TEXT EXCERPT
*** Begin section ***

FTC has been looking for similar case

Congress amended federal law in 2007 in the hopes of curbing underhanded petitions. It authorized the FDA to flatly reject petitions that clearly don’t raise legitimate issues, and told the FDA not to delay generics unless public health would be jeopardized.

But it’s not clear that the action worked as intended. In a report to Congress last year, the FDA said it “continues to be concerned that [the amendment] may not be discouraging the submission of petitions that are intended primarily to delay the approval of competing drug products and do not raise valid scientific issues.”

As was reported, Wilson Sonsini Goodrich & Rosati PC partner Seth Silber, a former FTC lawyer, told Law360 that the ViroPharma case represents the culmination of the commission’s years long interest in challenging flimsy petitions.

*** End section ***

ENTRIES PROVIDED
*** Begin section ***

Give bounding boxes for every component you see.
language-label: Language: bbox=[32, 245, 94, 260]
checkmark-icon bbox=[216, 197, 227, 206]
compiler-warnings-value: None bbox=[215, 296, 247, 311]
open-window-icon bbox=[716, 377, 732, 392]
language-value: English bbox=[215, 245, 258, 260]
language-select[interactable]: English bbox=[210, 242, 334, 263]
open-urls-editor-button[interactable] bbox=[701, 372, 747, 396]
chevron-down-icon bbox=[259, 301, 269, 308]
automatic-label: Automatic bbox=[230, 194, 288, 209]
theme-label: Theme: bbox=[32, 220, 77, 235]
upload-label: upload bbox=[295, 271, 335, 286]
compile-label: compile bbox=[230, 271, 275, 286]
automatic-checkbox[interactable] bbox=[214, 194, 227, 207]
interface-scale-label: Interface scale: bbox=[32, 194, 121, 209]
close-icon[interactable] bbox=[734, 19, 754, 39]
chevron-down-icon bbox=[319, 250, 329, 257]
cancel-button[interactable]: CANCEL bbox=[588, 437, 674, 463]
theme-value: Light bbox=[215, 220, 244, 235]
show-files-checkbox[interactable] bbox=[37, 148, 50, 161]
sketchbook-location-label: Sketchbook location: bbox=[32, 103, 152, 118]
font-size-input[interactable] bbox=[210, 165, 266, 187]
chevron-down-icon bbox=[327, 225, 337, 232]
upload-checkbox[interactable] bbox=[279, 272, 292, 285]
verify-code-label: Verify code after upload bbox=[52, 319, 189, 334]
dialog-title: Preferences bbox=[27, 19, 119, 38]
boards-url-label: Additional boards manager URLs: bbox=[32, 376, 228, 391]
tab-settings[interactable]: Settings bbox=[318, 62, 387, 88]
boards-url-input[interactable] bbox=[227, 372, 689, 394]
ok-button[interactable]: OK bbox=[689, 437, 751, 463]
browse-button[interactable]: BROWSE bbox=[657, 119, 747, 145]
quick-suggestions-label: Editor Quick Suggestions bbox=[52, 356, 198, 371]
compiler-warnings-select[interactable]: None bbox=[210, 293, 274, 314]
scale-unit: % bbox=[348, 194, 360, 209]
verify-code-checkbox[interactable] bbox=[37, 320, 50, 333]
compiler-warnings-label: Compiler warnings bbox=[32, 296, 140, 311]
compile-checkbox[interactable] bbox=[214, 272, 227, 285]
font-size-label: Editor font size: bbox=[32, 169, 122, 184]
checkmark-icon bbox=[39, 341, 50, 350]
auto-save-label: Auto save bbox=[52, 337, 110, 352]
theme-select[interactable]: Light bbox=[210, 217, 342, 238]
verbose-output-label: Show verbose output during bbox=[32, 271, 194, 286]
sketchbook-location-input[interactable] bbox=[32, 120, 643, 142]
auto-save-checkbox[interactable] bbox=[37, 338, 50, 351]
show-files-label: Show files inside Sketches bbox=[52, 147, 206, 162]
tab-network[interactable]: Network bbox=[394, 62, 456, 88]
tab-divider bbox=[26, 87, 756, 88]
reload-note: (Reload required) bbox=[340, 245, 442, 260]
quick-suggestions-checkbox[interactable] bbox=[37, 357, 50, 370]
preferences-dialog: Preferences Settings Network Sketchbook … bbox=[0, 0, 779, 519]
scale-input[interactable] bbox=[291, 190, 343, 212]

*** End section ***

YOUR OBJECTIVE
Answer these questions from the text on drug petitions:
1. In what year did Congress amend federal law to curb underhanded petitions?
2. Who received the FDA's report last year?
3. Which case did Seth Silber call the culmination of the commission's interest in challenging flimsy petitions?
Use only the text on drug petitions to answer; the listing has nothing to do with it.

TASK ANSWER
1. 2007
2. Congress
3. The ViroPharma case